§ **Extracted records**:
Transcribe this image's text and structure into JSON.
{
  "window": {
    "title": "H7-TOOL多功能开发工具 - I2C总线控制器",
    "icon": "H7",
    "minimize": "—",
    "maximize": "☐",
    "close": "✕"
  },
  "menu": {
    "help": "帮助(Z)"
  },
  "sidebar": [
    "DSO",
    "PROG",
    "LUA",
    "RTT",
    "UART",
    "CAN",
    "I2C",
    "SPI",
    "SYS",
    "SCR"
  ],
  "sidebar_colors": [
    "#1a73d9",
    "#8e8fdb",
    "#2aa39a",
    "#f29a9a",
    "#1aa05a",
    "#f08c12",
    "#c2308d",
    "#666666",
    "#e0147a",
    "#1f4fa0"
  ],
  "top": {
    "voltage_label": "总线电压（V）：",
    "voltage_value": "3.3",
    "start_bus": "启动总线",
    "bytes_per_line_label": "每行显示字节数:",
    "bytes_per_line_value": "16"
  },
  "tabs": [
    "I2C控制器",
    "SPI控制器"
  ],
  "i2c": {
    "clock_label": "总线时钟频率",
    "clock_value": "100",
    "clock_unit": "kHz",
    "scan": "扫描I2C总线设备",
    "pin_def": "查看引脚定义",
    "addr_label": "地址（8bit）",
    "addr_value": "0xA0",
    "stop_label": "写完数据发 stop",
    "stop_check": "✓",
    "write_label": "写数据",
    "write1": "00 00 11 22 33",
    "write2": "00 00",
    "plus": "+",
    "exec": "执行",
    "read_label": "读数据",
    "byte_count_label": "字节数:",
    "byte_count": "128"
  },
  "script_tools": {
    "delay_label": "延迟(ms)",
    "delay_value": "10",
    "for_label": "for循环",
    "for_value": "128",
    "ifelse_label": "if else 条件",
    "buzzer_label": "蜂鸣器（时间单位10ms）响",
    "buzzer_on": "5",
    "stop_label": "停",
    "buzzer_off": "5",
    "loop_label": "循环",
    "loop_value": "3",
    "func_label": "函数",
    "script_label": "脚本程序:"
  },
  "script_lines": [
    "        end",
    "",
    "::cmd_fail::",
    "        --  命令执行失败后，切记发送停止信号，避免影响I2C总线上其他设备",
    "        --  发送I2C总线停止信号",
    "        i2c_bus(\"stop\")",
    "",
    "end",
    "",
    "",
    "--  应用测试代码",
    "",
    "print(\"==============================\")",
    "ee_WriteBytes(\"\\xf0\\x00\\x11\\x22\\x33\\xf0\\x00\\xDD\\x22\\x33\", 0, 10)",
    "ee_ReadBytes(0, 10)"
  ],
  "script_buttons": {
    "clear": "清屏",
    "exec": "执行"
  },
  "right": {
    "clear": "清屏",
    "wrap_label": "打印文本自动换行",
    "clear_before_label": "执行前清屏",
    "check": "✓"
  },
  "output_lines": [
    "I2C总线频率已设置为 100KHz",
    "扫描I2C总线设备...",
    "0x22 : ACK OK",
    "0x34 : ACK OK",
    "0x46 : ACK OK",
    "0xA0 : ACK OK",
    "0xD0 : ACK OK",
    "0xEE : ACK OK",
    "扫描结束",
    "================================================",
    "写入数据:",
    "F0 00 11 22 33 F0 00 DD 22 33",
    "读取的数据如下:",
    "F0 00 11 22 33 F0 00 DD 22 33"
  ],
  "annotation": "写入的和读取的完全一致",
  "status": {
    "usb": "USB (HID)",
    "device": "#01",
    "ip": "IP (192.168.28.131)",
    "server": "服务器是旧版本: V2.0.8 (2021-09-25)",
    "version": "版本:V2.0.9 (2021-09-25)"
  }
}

§ **EXERCISE DESCRIPTION**:
Transcribe every entry word for word.

§ **FINISHED ANSWER**:
Transcribe this image's text and structure into JSON.
{
  "window": {
    "title": "H7-TOOL多功能开发工具 - I2C总线控制器",
    "icon": "H7",
    "minimize": "—",
    "maximize": "☐",
    "close": "✕"
  },
  "menu": {
    "help": "帮助(Z)"
  },
  "sidebar": [
    "DSO",
    "PROG",
    "LUA",
    "RTT",
    "UART",
    "CAN",
    "I2C",
    "SPI",
    "SYS",
    "SCR"
  ],
  "sidebar_colors": [
    "#1a73d9",
    "#8e8fdb",
    "#2aa39a",
    "#f29a9a",
    "#1aa05a",
    "#f08c12",
    "#c2308d",
    "#666666",
    "#e0147a",
    "#1f4fa0"
  ],
  "top": {
    "voltage_label": "总线电压（V）：",
    "voltage_value": "3.3",
    "start_bus": "启动总线",
    "bytes_per_line_label": "每行显示字节数:",
    "bytes_per_line_value": "16"
  },
  "tabs": [
    "I2C控制器",
    "SPI控制器"
  ],
  "i2c": {
    "clock_label": "总线时钟频率",
    "clock_value": "100",
    "clock_unit": "kHz",
    "scan": "扫描I2C总线设备",
    "pin_def": "查看引脚定义",
    "addr_label": "地址（8bit）",
    "addr_value": "0xA0",
    "stop_label": "写完数据发 stop",
    "stop_check": "✓",
    "write_label": "写数据",
    "write1": "00 00 11 22 33",
    "write2": "00 00",
    "plus": "+",
    "exec": "执行",
    "read_label": "读数据",
    "byte_count_label": "字节数:",
    "byte_count": "128"
  },
  "script_tools": {
    "delay_label": "延迟(ms)",
    "delay_value": "10",
    "for_label": "for循环",
    "for_value": "128",
    "ifelse_label": "if else 条件",
    "buzzer_label": "蜂鸣器（时间单位10ms）响",
    "buzzer_on": "5",
    "stop_label": "停",
    "buzzer_off": "5",
    "loop_label": "循环",
    "loop_value": "3",
    "func_label": "函数",
    "script_label": "脚本程序:"
  },
  "script_lines": [
    "        end",
    "",
    "::cmd_fail::",
    "        --  命令执行失败后，切记发送停止信号，避免影响I2C总线上其他设备",
    "        --  发送I2C总线停止信号",
    "        i2c_bus(\"stop\")",
    "",
    "end",
    "",
    "",
    "--  应用测试代码",
    "",
    "print(\"==============================\")",
    "ee_WriteBytes(\"\\xf0\\x00\\x11\\x22\\x33\\xf0\\x00\\xDD\\x22\\x33\", 0, 10)",
    "ee_ReadBytes(0, 10)"
  ],
  "script_buttons": {
    "clear": "清屏",
    "exec": "执行"
  },
  "right": {
    "clear": "清屏",
    "wrap_label": "打印文本自动换行",
    "clear_before_label": "执行前清屏",
    "check": "✓"
  },
  "output_lines": [
    "I2C总线频率已设置为 100KHz",
    "扫描I2C总线设备...",
    "0x22 : ACK OK",
    "0x34 : ACK OK",
    "0x46 : ACK OK",
    "0xA0 : ACK OK",
    "0xD0 : ACK OK",
    "0xEE : ACK OK",
    "扫描结束",
    "================================================",
    "写入数据:",
    "F0 00 11 22 33 F0 00 DD 22 33",
    "读取的数据如下:",
    "F0 00 11 22 33 F0 00 DD 22 33"
  ],
  "annotation": "写入的和读取的完全一致",
  "status": {
    "usb": "USB (HID)",
    "device": "#01",
    "ip": "IP (192.168.28.131)",
    "server": "服务器是旧版本: V2.0.8 (2021-09-25)",
    "version": "版本:V2.0.9 (2021-09-25)"
  }
}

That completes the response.